What the task requires. The entries below should be transcribed in their entirety, exactly as written.

Data to process.
[Start of section]
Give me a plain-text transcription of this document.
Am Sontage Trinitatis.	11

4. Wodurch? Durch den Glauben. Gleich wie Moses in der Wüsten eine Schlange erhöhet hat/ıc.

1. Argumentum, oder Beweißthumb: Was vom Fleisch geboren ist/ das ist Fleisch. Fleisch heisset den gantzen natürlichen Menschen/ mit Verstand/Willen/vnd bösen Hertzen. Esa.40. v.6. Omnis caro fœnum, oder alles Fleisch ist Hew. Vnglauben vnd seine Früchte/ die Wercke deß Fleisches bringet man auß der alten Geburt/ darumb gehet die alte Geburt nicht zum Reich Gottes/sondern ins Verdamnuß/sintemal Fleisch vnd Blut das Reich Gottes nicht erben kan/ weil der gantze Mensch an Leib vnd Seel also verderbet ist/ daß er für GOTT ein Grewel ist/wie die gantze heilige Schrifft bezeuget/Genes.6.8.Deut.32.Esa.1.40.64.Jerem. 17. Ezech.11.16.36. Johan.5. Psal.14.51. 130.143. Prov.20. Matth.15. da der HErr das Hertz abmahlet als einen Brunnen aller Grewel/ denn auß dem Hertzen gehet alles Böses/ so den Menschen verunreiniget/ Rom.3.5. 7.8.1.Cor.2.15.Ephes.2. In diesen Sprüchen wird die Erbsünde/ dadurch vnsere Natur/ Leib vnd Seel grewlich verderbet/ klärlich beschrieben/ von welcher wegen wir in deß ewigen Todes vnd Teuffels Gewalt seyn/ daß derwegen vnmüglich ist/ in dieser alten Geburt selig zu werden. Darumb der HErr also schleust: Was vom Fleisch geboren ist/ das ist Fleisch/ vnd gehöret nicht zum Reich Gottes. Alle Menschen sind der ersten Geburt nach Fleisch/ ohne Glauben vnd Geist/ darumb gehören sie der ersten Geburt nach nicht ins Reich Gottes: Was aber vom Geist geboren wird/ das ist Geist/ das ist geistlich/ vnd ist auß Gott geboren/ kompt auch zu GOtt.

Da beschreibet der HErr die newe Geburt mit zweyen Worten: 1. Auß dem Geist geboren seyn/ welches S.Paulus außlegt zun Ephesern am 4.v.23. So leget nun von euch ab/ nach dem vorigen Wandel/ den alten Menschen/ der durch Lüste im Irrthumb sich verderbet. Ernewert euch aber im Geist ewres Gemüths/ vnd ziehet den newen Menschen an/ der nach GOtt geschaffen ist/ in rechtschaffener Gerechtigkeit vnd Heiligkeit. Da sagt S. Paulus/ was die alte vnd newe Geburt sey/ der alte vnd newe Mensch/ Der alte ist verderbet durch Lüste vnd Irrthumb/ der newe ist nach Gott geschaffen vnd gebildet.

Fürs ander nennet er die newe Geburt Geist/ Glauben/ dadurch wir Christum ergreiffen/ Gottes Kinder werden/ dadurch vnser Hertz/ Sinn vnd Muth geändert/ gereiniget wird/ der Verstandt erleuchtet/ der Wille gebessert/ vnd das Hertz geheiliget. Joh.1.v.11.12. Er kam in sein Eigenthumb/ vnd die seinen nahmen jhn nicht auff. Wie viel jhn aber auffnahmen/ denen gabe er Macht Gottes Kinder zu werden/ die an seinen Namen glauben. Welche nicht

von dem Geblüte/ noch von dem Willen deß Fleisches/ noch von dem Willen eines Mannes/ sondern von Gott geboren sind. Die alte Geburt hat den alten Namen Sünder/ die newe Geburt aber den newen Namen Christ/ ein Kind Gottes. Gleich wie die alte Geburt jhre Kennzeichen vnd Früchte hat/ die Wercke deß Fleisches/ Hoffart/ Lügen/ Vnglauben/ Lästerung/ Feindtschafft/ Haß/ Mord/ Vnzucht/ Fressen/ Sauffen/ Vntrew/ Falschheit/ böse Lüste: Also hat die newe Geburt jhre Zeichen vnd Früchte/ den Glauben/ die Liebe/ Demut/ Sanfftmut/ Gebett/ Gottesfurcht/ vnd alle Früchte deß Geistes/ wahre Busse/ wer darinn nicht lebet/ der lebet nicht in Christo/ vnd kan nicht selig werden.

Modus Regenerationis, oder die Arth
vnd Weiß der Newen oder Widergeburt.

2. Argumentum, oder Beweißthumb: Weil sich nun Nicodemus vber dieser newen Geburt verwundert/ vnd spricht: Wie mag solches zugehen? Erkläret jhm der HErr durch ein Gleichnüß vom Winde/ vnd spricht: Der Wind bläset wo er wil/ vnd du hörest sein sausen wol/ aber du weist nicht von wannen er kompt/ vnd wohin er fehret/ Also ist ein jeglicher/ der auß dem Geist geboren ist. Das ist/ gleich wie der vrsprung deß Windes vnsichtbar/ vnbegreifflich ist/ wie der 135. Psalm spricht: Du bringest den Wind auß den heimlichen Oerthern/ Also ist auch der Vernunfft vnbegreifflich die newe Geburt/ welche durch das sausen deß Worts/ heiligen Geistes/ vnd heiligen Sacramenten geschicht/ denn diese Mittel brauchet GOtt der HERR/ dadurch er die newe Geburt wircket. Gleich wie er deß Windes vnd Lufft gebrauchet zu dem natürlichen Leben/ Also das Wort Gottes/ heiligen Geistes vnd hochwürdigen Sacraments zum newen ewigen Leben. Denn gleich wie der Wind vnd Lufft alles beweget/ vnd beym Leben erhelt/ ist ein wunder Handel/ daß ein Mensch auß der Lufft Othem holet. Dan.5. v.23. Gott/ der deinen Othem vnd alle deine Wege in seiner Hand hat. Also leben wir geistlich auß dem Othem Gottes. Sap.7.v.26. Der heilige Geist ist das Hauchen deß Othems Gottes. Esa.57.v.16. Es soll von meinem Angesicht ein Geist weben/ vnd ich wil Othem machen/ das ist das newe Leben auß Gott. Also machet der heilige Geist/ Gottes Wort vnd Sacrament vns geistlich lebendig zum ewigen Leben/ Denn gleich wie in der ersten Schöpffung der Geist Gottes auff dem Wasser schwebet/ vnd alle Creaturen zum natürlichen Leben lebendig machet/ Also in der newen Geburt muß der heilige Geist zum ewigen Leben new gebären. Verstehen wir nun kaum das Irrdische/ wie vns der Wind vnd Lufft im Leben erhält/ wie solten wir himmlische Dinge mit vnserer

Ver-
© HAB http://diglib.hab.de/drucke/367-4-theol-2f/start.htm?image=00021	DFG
[End of section]
Solution.
Give me a plain-text transcription of this document.
Am Sontage Trinitatis.	11

4. Wodurch? Durch den Glauben. Gleich wie Moses in der Wüsten eine Schlange erhöhet hat/ıc.

1. Argumentum, oder Beweißthumb: Was vom Fleisch geboren ist/ das ist Fleisch. Fleisch heisset den gantzen natürlichen Menschen/ mit Verstand/Willen/vnd bösen Hertzen. Esa.40. v.6. Omnis caro fœnum, oder alles Fleisch ist Hew. Vnglauben vnd seine Früchte/ die Wercke deß Fleisches bringet man auß der alten Geburt/ darumb gehet die alte Geburt nicht zum Reich Gottes/sondern ins Verdamnuß/sintemal Fleisch vnd Blut das Reich Gottes nicht erben kan/ weil der gantze Mensch an Leib vnd Seel also verderbet ist/ daß er für GOTT ein Grewel ist/wie die gantze heilige Schrifft bezeuget/Genes.6.8.Deut.32.Esa.1.40.64.Jerem. 17. Ezech.11.16.36. Johan.5. Psal.14.51. 130.143. Prov.20. Matth.15. da der HErr das Hertz abmahlet als einen Brunnen aller Grewel/ denn auß dem Hertzen gehet alles Böses/ so den Menschen verunreiniget/ Rom.3.5. 7.8.1.Cor.2.15.Ephes.2. In diesen Sprüchen wird die Erbsünde/ dadurch vnsere Natur/ Leib vnd Seel grewlich verderbet/ klärlich beschrieben/ von welcher wegen wir in deß ewigen Todes vnd Teuffels Gewalt seyn/ daß derwegen vnmüglich ist/ in dieser alten Geburt selig zu werden. Darumb der HErr also schleust: Was vom Fleisch geboren ist/ das ist Fleisch/ vnd gehöret nicht zum Reich Gottes. Alle Menschen sind der ersten Geburt nach Fleisch/ ohne Glauben vnd Geist/ darumb gehören sie der ersten Geburt nach nicht ins Reich Gottes: Was aber vom Geist geboren wird/ das ist Geist/ das ist geistlich/ vnd ist auß Gott geboren/ kompt auch zu GOtt.

Da beschreibet der HErr die newe Geburt mit zweyen Worten: 1. Auß dem Geist geboren seyn/ welches S.Paulus außlegt zun Ephesern am 4.v.23. So leget nun von euch ab/ nach dem vorigen Wandel/ den alten Menschen/ der durch Lüste im Irrthumb sich verderbet. Ernewert euch aber im Geist ewres Gemüths/ vnd ziehet den newen Menschen an/ der nach GOtt geschaffen ist/ in rechtschaffener Gerechtigkeit vnd Heiligkeit. Da sagt S. Paulus/ was die alte vnd newe Geburt sey/ der alte vnd newe Mensch/ Der alte ist verderbet durch Lüste vnd Irrthumb/ der newe ist nach Gott geschaffen vnd gebildet.

Fürs ander nennet er die newe Geburt Geist/ Glauben/ dadurch wir Christum ergreiffen/ Gottes Kinder werden/ dadurch vnser Hertz/ Sinn vnd Muth geändert/ gereiniget wird/ der Verstandt erleuchtet/ der Wille gebessert/ vnd das Hertz geheiliget. Joh.1.v.11.12. Er kam in sein Eigenthumb/ vnd die seinen nahmen jhn nicht auff. Wie viel jhn aber auffnahmen/ denen gabe er Macht Gottes Kinder zu werden/ die an seinen Namen glauben. Welche nicht

von dem Geblüte/ noch von dem Willen deß Fleisches/ noch von dem Willen eines Mannes/ sondern von Gott geboren sind. Die alte Geburt hat den alten Namen Sünder/ die newe Geburt aber den newen Namen Christ/ ein Kind Gottes. Gleich wie die alte Geburt jhre Kennzeichen vnd Früchte hat/ die Wercke deß Fleisches/ Hoffart/ Lügen/ Vnglauben/ Lästerung/ Feindtschafft/ Haß/ Mord/ Vnzucht/ Fressen/ Sauffen/ Vntrew/ Falschheit/ böse Lüste: Also hat die newe Geburt jhre Zeichen vnd Früchte/ den Glauben/ die Liebe/ Demut/ Sanfftmut/ Gebett/ Gottesfurcht/ vnd alle Früchte deß Geistes/ wahre Busse/ wer darinn nicht lebet/ der lebet nicht in Christo/ vnd kan nicht selig werden.

Modus Regenerationis, oder die Arth
vnd Weiß der Newen oder Widergeburt.

2. Argumentum, oder Beweißthumb: Weil sich nun Nicodemus vber dieser newen Geburt verwundert/ vnd spricht: Wie mag solches zugehen? Erkläret jhm der HErr durch ein Gleichnüß vom Winde/ vnd spricht: Der Wind bläset wo er wil/ vnd du hörest sein sausen wol/ aber du weist nicht von wannen er kompt/ vnd wohin er fehret/ Also ist ein jeglicher/ der auß dem Geist geboren ist. Das ist/ gleich wie der vrsprung deß Windes vnsichtbar/ vnbegreifflich ist/ wie der 135. Psalm spricht: Du bringest den Wind auß den heimlichen Oerthern/ Also ist auch der Vernunfft vnbegreifflich die newe Geburt/ welche durch das sausen deß Worts/ heiligen Geistes/ vnd heiligen Sacramenten geschicht/ denn diese Mittel brauchet GOtt der HERR/ dadurch er die newe Geburt wircket. Gleich wie er deß Windes vnd Lufft gebrauchet zu dem natürlichen Leben/ Also das Wort Gottes/ heiligen Geistes vnd hochwürdigen Sacraments zum newen ewigen Leben. Denn gleich wie der Wind vnd Lufft alles beweget/ vnd beym Leben erhelt/ ist ein wunder Handel/ daß ein Mensch auß der Lufft Othem holet. Dan.5. v.23. Gott/ der deinen Othem vnd alle deine Wege in seiner Hand hat. Also leben wir geistlich auß dem Othem Gottes. Sap.7.v.26. Der heilige Geist ist das Hauchen deß Othems Gottes. Esa.57.v.16. Es soll von meinem Angesicht ein Geist weben/ vnd ich wil Othem machen/ das ist das newe Leben auß Gott. Also machet der heilige Geist/ Gottes Wort vnd Sacrament vns geistlich lebendig zum ewigen Leben/ Denn gleich wie in der ersten Schöpffung der Geist Gottes auff dem Wasser schwebet/ vnd alle Creaturen zum natürlichen Leben lebendig machet/ Also in der newen Geburt muß der heilige Geist zum ewigen Leben new gebären. Verstehen wir nun kaum das Irrdische/ wie vns der Wind vnd Lufft im Leben erhält/ wie solten wir himmlische Dinge mit vnserer

Ver-
© HAB http://diglib.hab.de/drucke/367-4-theol-2f/start.htm?image=00021	DFG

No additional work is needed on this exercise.